• **What the task requires**:
Search the data for the string "type" and extract every line where it appears.
══ Task material ══
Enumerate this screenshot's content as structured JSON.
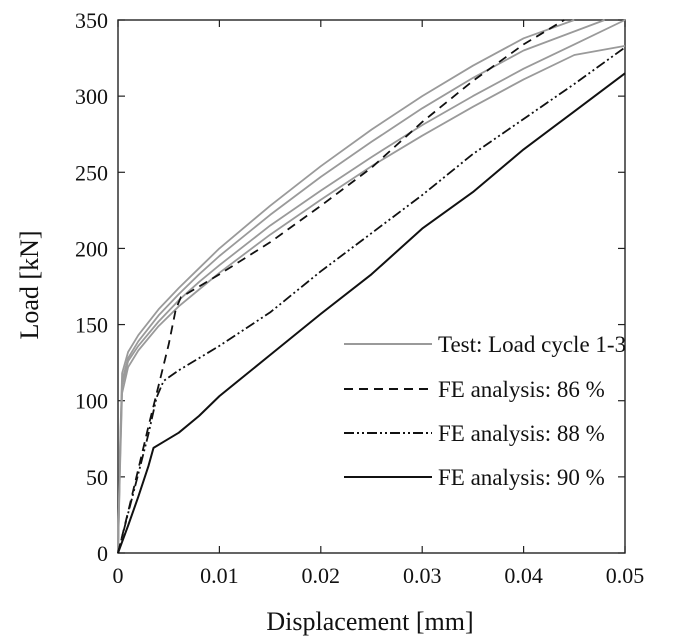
{
  "chart_data": {
    "type": "line",
    "title": "",
    "xlabel": "Displacement [mm]",
    "ylabel": "Load [kN]",
    "xlim": [
      0,
      0.05
    ],
    "ylim": [
      0,
      350
    ],
    "xticks": [
      0,
      0.01,
      0.02,
      0.03,
      0.04,
      0.05
    ],
    "xtick_labels": [
      "0",
      "0.01",
      "0.02",
      "0.03",
      "0.04",
      "0.05"
    ],
    "yticks": [
      0,
      50,
      100,
      150,
      200,
      250,
      300,
      350
    ],
    "ytick_labels": [
      "0",
      "50",
      "100",
      "150",
      "200",
      "250",
      "300",
      "350"
    ],
    "grid": false,
    "legend_position": "lower-right",
    "legend": [
      {
        "label": "Test: Load cycle 1-3",
        "color": "#9a9a9a",
        "style": "solid"
      },
      {
        "label": "FE analysis: 86 %",
        "color": "#111111",
        "style": "dashed"
      },
      {
        "label": "FE analysis: 88 %",
        "color": "#111111",
        "style": "dashdotdot"
      },
      {
        "label": "FE analysis: 90 %",
        "color": "#111111",
        "style": "solid"
      }
    ],
    "series": [
      {
        "legend_index": 0,
        "color": "#9a9a9a",
        "style": "solid",
        "points": [
          [
            0,
            0
          ],
          [
            0.0002,
            60
          ],
          [
            0.0004,
            110
          ],
          [
            0.001,
            126
          ],
          [
            0.002,
            136
          ],
          [
            0.004,
            152
          ],
          [
            0.006,
            166
          ],
          [
            0.008,
            178
          ],
          [
            0.01,
            189
          ],
          [
            0.015,
            215
          ],
          [
            0.02,
            238
          ],
          [
            0.025,
            260
          ],
          [
            0.03,
            281
          ],
          [
            0.035,
            300
          ],
          [
            0.04,
            318
          ],
          [
            0.045,
            334
          ],
          [
            0.05,
            350
          ]
        ]
      },
      {
        "legend_index": 0,
        "color": "#9a9a9a",
        "style": "solid",
        "points": [
          [
            0,
            0
          ],
          [
            0.0002,
            65
          ],
          [
            0.0004,
            113
          ],
          [
            0.001,
            128
          ],
          [
            0.002,
            139
          ],
          [
            0.004,
            156
          ],
          [
            0.006,
            170
          ],
          [
            0.008,
            183
          ],
          [
            0.01,
            195
          ],
          [
            0.015,
            222
          ],
          [
            0.02,
            247
          ],
          [
            0.025,
            270
          ],
          [
            0.03,
            292
          ],
          [
            0.035,
            312
          ],
          [
            0.04,
            330
          ],
          [
            0.048,
            350
          ]
        ]
      },
      {
        "legend_index": 0,
        "color": "#9a9a9a",
        "style": "solid",
        "points": [
          [
            0,
            0
          ],
          [
            0.0002,
            55
          ],
          [
            0.0004,
            105
          ],
          [
            0.001,
            122
          ],
          [
            0.002,
            133
          ],
          [
            0.004,
            149
          ],
          [
            0.006,
            162
          ],
          [
            0.008,
            173
          ],
          [
            0.01,
            184
          ],
          [
            0.015,
            209
          ],
          [
            0.02,
            232
          ],
          [
            0.025,
            254
          ],
          [
            0.03,
            274
          ],
          [
            0.035,
            293
          ],
          [
            0.04,
            311
          ],
          [
            0.045,
            327
          ],
          [
            0.05,
            333
          ]
        ]
      },
      {
        "legend_index": 0,
        "color": "#9a9a9a",
        "style": "solid",
        "points": [
          [
            0,
            0
          ],
          [
            0.0002,
            68
          ],
          [
            0.0004,
            118
          ],
          [
            0.001,
            132
          ],
          [
            0.002,
            143
          ],
          [
            0.004,
            160
          ],
          [
            0.006,
            174
          ],
          [
            0.008,
            187
          ],
          [
            0.01,
            200
          ],
          [
            0.015,
            228
          ],
          [
            0.02,
            254
          ],
          [
            0.025,
            278
          ],
          [
            0.03,
            300
          ],
          [
            0.035,
            320
          ],
          [
            0.04,
            338
          ],
          [
            0.045,
            350
          ]
        ]
      },
      {
        "legend_index": 1,
        "color": "#111111",
        "style": "dashed",
        "points": [
          [
            0,
            0
          ],
          [
            0.001,
            27
          ],
          [
            0.002,
            55
          ],
          [
            0.003,
            83
          ],
          [
            0.004,
            110
          ],
          [
            0.005,
            137
          ],
          [
            0.0057,
            160
          ],
          [
            0.0062,
            168
          ],
          [
            0.008,
            175
          ],
          [
            0.01,
            183
          ],
          [
            0.015,
            204
          ],
          [
            0.02,
            228
          ],
          [
            0.025,
            253
          ],
          [
            0.03,
            283
          ],
          [
            0.035,
            310
          ],
          [
            0.04,
            334
          ],
          [
            0.044,
            352
          ]
        ]
      },
      {
        "legend_index": 2,
        "color": "#111111",
        "style": "dashdotdot",
        "points": [
          [
            0,
            0
          ],
          [
            0.001,
            26
          ],
          [
            0.002,
            52
          ],
          [
            0.003,
            78
          ],
          [
            0.0038,
            102
          ],
          [
            0.0045,
            113
          ],
          [
            0.006,
            120
          ],
          [
            0.008,
            128
          ],
          [
            0.01,
            136
          ],
          [
            0.015,
            158
          ],
          [
            0.02,
            185
          ],
          [
            0.025,
            210
          ],
          [
            0.03,
            235
          ],
          [
            0.035,
            262
          ],
          [
            0.04,
            285
          ],
          [
            0.045,
            308
          ],
          [
            0.05,
            332
          ]
        ]
      },
      {
        "legend_index": 3,
        "color": "#111111",
        "style": "solid",
        "points": [
          [
            0,
            0
          ],
          [
            0.001,
            18
          ],
          [
            0.002,
            37
          ],
          [
            0.003,
            57
          ],
          [
            0.0035,
            69
          ],
          [
            0.0045,
            73
          ],
          [
            0.006,
            79
          ],
          [
            0.008,
            90
          ],
          [
            0.01,
            103
          ],
          [
            0.015,
            130
          ],
          [
            0.02,
            157
          ],
          [
            0.025,
            183
          ],
          [
            0.03,
            213
          ],
          [
            0.035,
            237
          ],
          [
            0.04,
            265
          ],
          [
            0.045,
            290
          ],
          [
            0.05,
            315
          ]
        ]
      }
    ]
  }
}
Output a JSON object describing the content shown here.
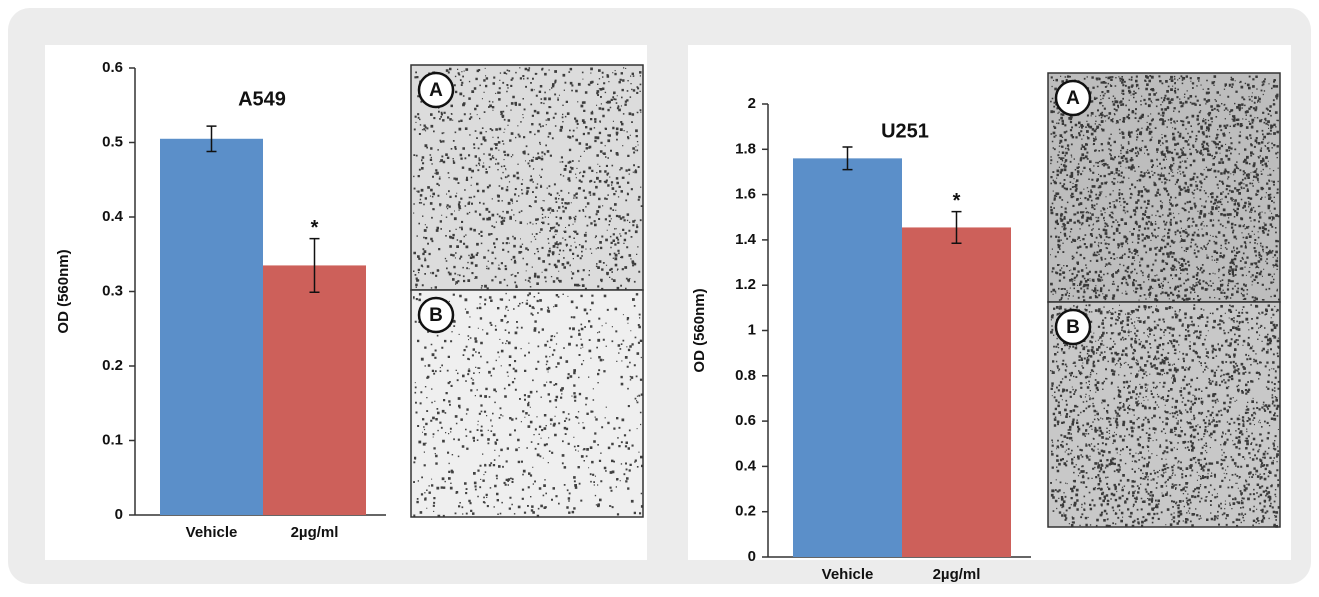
{
  "chart_data": [
    {
      "type": "bar",
      "title": "A549",
      "y_label": "OD (560nm)",
      "categories": [
        "Vehicle",
        "2µg/ml"
      ],
      "values": [
        0.505,
        0.335
      ],
      "errors": [
        0.017,
        0.036
      ],
      "colors": [
        "#5b8fc9",
        "#cd605a"
      ],
      "annotation": "*",
      "ylim": [
        0,
        0.6
      ],
      "yticks": [
        0,
        0.1,
        0.2,
        0.3,
        0.4,
        0.5,
        0.6
      ],
      "panels": [
        "A",
        "B"
      ]
    },
    {
      "type": "bar",
      "title": "U251",
      "y_label": "OD (560nm)",
      "categories": [
        "Vehicle",
        "2µg/ml"
      ],
      "values": [
        1.76,
        1.455
      ],
      "errors": [
        0.05,
        0.07
      ],
      "colors": [
        "#5b8fc9",
        "#cd605a"
      ],
      "annotation": "*",
      "ylim": [
        0,
        2
      ],
      "yticks": [
        0,
        0.2,
        0.4,
        0.6,
        0.8,
        1,
        1.2,
        1.4,
        1.6,
        1.8,
        2
      ],
      "panels": [
        "A",
        "B"
      ]
    }
  ]
}
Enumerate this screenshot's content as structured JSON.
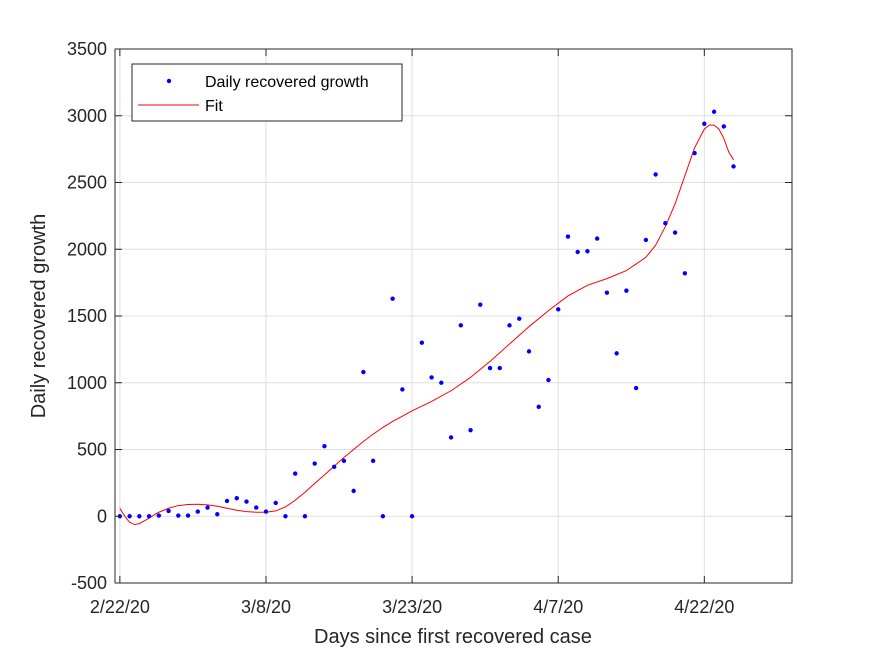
{
  "chart_data": {
    "type": "scatter",
    "title": "",
    "xlabel": "Days since first recovered case",
    "ylabel": "Daily recovered growth",
    "xlim": [
      -0.5,
      69
    ],
    "ylim": [
      -500,
      3500
    ],
    "x_ticks": [
      {
        "value": 0,
        "label": "2/22/20"
      },
      {
        "value": 15,
        "label": "3/8/20"
      },
      {
        "value": 30,
        "label": "3/23/20"
      },
      {
        "value": 45,
        "label": "4/7/20"
      },
      {
        "value": 60,
        "label": "4/22/20"
      }
    ],
    "y_ticks": [
      {
        "value": -500,
        "label": "-500"
      },
      {
        "value": 0,
        "label": "0"
      },
      {
        "value": 500,
        "label": "500"
      },
      {
        "value": 1000,
        "label": "1000"
      },
      {
        "value": 1500,
        "label": "1500"
      },
      {
        "value": 2000,
        "label": "2000"
      },
      {
        "value": 2500,
        "label": "2500"
      },
      {
        "value": 3000,
        "label": "3000"
      },
      {
        "value": 3500,
        "label": "3500"
      }
    ],
    "grid": true,
    "legend": {
      "placement": "top-left",
      "entries": [
        "Daily recovered growth",
        "Fit"
      ]
    },
    "series": [
      {
        "name": "Daily recovered growth",
        "kind": "scatter",
        "color": "#0000ff",
        "x": [
          0,
          1,
          2,
          3,
          4,
          5,
          6,
          7,
          8,
          9,
          10,
          11,
          12,
          13,
          14,
          15,
          16,
          17,
          18,
          19,
          20,
          21,
          22,
          23,
          24,
          25,
          26,
          27,
          28,
          29,
          30,
          31,
          32,
          33,
          34,
          35,
          36,
          37,
          38,
          39,
          40,
          41,
          42,
          43,
          44,
          45,
          46,
          47,
          48,
          49,
          50,
          51,
          52,
          53,
          54,
          55,
          56,
          57,
          58,
          59,
          60,
          61,
          62,
          63
        ],
        "y": [
          0,
          0,
          0,
          0,
          5,
          40,
          5,
          5,
          35,
          65,
          15,
          115,
          135,
          110,
          65,
          35,
          100,
          0,
          320,
          0,
          395,
          525,
          370,
          415,
          190,
          1080,
          415,
          0,
          1630,
          950,
          0,
          1300,
          1040,
          1000,
          590,
          1430,
          645,
          1585,
          1110,
          1110,
          1430,
          1480,
          1235,
          820,
          1020,
          1550,
          2095,
          1980,
          1985,
          2080,
          1675,
          1220,
          1690,
          960,
          2070,
          2560,
          2195,
          2125,
          1820,
          2720,
          2940,
          3030,
          2920,
          2620
        ]
      },
      {
        "name": "Fit",
        "kind": "line",
        "color": "#ff0000",
        "x": [
          0,
          0.5,
          1,
          1.5,
          2,
          2.5,
          3,
          3.5,
          4,
          5,
          6,
          7,
          8,
          9,
          10,
          11,
          12,
          13,
          14,
          15,
          16,
          17,
          18,
          19,
          20,
          21,
          22,
          23,
          24,
          25,
          26,
          27,
          28,
          29,
          30,
          32,
          34,
          36,
          38,
          40,
          42,
          44,
          46,
          48,
          50,
          52,
          54,
          55,
          56,
          57,
          58,
          59,
          60,
          60.5,
          61,
          61.5,
          62,
          62.5,
          63
        ],
        "y": [
          60,
          0,
          -45,
          -62,
          -55,
          -35,
          -15,
          10,
          30,
          60,
          80,
          88,
          90,
          85,
          75,
          60,
          45,
          35,
          30,
          30,
          40,
          70,
          120,
          180,
          245,
          310,
          375,
          440,
          500,
          560,
          615,
          665,
          710,
          750,
          790,
          860,
          940,
          1040,
          1160,
          1290,
          1420,
          1540,
          1650,
          1730,
          1780,
          1840,
          1940,
          2030,
          2170,
          2340,
          2550,
          2760,
          2900,
          2930,
          2930,
          2900,
          2830,
          2730,
          2670
        ]
      }
    ]
  }
}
═══
• **Expected output**:
    "type": "line",
      "type": "bar",
      "type": "bar",
    "type": "scatter",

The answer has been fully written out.